Recorded data:

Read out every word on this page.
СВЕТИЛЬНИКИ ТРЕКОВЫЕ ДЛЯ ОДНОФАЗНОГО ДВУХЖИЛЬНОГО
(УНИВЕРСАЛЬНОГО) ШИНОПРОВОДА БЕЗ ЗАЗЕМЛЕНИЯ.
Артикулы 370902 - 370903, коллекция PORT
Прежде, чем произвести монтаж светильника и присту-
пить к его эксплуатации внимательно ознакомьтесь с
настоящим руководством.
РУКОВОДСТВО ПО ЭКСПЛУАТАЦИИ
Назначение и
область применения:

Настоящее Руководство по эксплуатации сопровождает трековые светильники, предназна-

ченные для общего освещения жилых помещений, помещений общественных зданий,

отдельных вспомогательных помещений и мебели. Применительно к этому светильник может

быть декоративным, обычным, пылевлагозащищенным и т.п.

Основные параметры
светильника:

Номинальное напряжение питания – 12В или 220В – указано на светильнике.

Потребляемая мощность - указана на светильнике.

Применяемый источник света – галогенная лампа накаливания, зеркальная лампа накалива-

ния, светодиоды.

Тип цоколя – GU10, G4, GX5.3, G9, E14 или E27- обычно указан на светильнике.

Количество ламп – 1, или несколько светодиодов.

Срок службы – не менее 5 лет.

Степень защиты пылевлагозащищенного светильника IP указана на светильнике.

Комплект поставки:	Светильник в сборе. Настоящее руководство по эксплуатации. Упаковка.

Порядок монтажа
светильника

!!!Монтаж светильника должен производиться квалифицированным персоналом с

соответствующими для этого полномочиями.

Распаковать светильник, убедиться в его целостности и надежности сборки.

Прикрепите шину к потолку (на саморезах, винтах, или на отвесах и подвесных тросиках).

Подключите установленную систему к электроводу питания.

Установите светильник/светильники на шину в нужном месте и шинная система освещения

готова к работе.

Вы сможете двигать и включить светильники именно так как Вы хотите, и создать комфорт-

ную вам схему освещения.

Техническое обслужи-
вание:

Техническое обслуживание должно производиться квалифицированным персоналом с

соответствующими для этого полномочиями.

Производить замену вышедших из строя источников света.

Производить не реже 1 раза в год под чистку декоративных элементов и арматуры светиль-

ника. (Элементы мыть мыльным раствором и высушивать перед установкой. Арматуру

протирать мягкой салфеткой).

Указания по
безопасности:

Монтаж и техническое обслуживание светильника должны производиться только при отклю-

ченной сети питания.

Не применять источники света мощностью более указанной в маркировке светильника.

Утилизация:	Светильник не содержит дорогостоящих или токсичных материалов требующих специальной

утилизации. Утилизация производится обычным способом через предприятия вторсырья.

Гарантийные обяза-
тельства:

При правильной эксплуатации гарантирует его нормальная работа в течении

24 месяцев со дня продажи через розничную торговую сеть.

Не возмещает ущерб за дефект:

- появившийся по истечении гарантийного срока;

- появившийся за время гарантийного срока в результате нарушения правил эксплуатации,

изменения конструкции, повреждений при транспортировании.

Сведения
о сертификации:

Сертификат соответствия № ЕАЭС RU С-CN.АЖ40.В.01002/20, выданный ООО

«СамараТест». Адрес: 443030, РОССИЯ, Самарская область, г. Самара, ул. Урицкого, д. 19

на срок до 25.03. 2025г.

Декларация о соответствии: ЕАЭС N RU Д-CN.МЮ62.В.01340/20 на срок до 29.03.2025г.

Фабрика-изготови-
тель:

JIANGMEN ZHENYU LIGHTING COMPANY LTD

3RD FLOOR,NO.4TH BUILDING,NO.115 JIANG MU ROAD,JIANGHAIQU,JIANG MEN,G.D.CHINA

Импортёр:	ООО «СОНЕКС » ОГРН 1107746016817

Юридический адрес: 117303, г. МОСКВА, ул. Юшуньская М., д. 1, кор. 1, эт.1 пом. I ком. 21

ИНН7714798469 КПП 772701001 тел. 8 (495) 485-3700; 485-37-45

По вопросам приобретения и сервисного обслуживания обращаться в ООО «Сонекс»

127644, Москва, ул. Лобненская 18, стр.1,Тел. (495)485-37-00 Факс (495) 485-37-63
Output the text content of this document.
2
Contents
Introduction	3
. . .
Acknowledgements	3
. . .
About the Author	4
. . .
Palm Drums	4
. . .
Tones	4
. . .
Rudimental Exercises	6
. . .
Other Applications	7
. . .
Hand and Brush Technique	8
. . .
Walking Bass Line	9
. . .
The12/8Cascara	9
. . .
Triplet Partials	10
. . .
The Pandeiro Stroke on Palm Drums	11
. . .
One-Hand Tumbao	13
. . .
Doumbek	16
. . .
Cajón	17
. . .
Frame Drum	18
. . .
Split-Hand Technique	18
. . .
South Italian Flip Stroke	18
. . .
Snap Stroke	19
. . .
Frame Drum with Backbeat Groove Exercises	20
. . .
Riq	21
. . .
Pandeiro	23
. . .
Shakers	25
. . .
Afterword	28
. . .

# Written exercise
All the data must be duplicated exactly, with nothing added or removed.

# Solution for this task
Read out every word on this page.
СВЕТИЛЬНИКИ ТРЕКОВЫЕ ДЛЯ ОДНОФАЗНОГО ДВУХЖИЛЬНОГО
(УНИВЕРСАЛЬНОГО) ШИНОПРОВОДА БЕЗ ЗАЗЕМЛЕНИЯ.
Артикулы 370902 - 370903, коллекция PORT
Прежде, чем произвести монтаж светильника и присту-
пить к его эксплуатации внимательно ознакомьтесь с
настоящим руководством.
РУКОВОДСТВО ПО ЭКСПЛУАТАЦИИ
Назначение и
область применения:

Настоящее Руководство по эксплуатации сопровождает трековые светильники, предназна-

ченные для общего освещения жилых помещений, помещений общественных зданий,

отдельных вспомогательных помещений и мебели. Применительно к этому светильник может

быть декоративным, обычным, пылевлагозащищенным и т.п.

Основные параметры
светильника:

Номинальное напряжение питания – 12В или 220В – указано на светильнике.

Потребляемая мощность - указана на светильнике.

Применяемый источник света – галогенная лампа накаливания, зеркальная лампа накалива-

ния, светодиоды.

Тип цоколя – GU10, G4, GX5.3, G9, E14 или E27- обычно указан на светильнике.

Количество ламп – 1, или несколько светодиодов.

Срок службы – не менее 5 лет.

Степень защиты пылевлагозащищенного светильника IP указана на светильнике.

Комплект поставки:	Светильник в сборе. Настоящее руководство по эксплуатации. Упаковка.

Порядок монтажа
светильника

!!!Монтаж светильника должен производиться квалифицированным персоналом с

соответствующими для этого полномочиями.

Распаковать светильник, убедиться в его целостности и надежности сборки.

Прикрепите шину к потолку (на саморезах, винтах, или на отвесах и подвесных тросиках).

Подключите установленную систему к электроводу питания.

Установите светильник/светильники на шину в нужном месте и шинная система освещения

готова к работе.

Вы сможете двигать и включить светильники именно так как Вы хотите, и создать комфорт-

ную вам схему освещения.

Техническое обслужи-
вание:

Техническое обслуживание должно производиться квалифицированным персоналом с

соответствующими для этого полномочиями.

Производить замену вышедших из строя источников света.

Производить не реже 1 раза в год под чистку декоративных элементов и арматуры светиль-

ника. (Элементы мыть мыльным раствором и высушивать перед установкой. Арматуру

протирать мягкой салфеткой).

Указания по
безопасности:

Монтаж и техническое обслуживание светильника должны производиться только при отклю-

ченной сети питания.

Не применять источники света мощностью более указанной в маркировке светильника.

Утилизация:	Светильник не содержит дорогостоящих или токсичных материалов требующих специальной

утилизации. Утилизация производится обычным способом через предприятия вторсырья.

Гарантийные обяза-
тельства:

При правильной эксплуатации гарантирует его нормальная работа в течении

24 месяцев со дня продажи через розничную торговую сеть.

Не возмещает ущерб за дефект:

- появившийся по истечении гарантийного срока;

- появившийся за время гарантийного срока в результате нарушения правил эксплуатации,

изменения конструкции, повреждений при транспортировании.

Сведения
о сертификации:

Сертификат соответствия № ЕАЭС RU С-CN.АЖ40.В.01002/20, выданный ООО

«СамараТест». Адрес: 443030, РОССИЯ, Самарская область, г. Самара, ул. Урицкого, д. 19

на срок до 25.03. 2025г.

Декларация о соответствии: ЕАЭС N RU Д-CN.МЮ62.В.01340/20 на срок до 29.03.2025г.

Фабрика-изготови-
тель:

JIANGMEN ZHENYU LIGHTING COMPANY LTD

3RD FLOOR,NO.4TH BUILDING,NO.115 JIANG MU ROAD,JIANGHAIQU,JIANG MEN,G.D.CHINA

Импортёр:	ООО «СОНЕКС » ОГРН 1107746016817

Юридический адрес: 117303, г. МОСКВА, ул. Юшуньская М., д. 1, кор. 1, эт.1 пом. I ком. 21

ИНН7714798469 КПП 772701001 тел. 8 (495) 485-3700; 485-37-45

По вопросам приобретения и сервисного обслуживания обращаться в ООО «Сонекс»

127644, Москва, ул. Лобненская 18, стр.1,Тел. (495)485-37-00 Факс (495) 485-37-63
Output the text content of this document.
2
Contents
Introduction	3
. . .
Acknowledgements	3
. . .
About the Author	4
. . .
Palm Drums	4
. . .
Tones	4
. . .
Rudimental Exercises	6
. . .
Other Applications	7
. . .
Hand and Brush Technique	8
. . .
Walking Bass Line	9
. . .
The12/8Cascara	9
. . .
Triplet Partials	10
. . .
The Pandeiro Stroke on Palm Drums	11
. . .
One-Hand Tumbao	13
. . .
Doumbek	16
. . .
Cajón	17
. . .
Frame Drum	18
. . .
Split-Hand Technique	18
. . .
South Italian Flip Stroke	18
. . .
Snap Stroke	19
. . .
Frame Drum with Backbeat Groove Exercises	20
. . .
Riq	21
. . .
Pandeiro	23
. . .
Shakers	25
. . .
Afterword	28
. . .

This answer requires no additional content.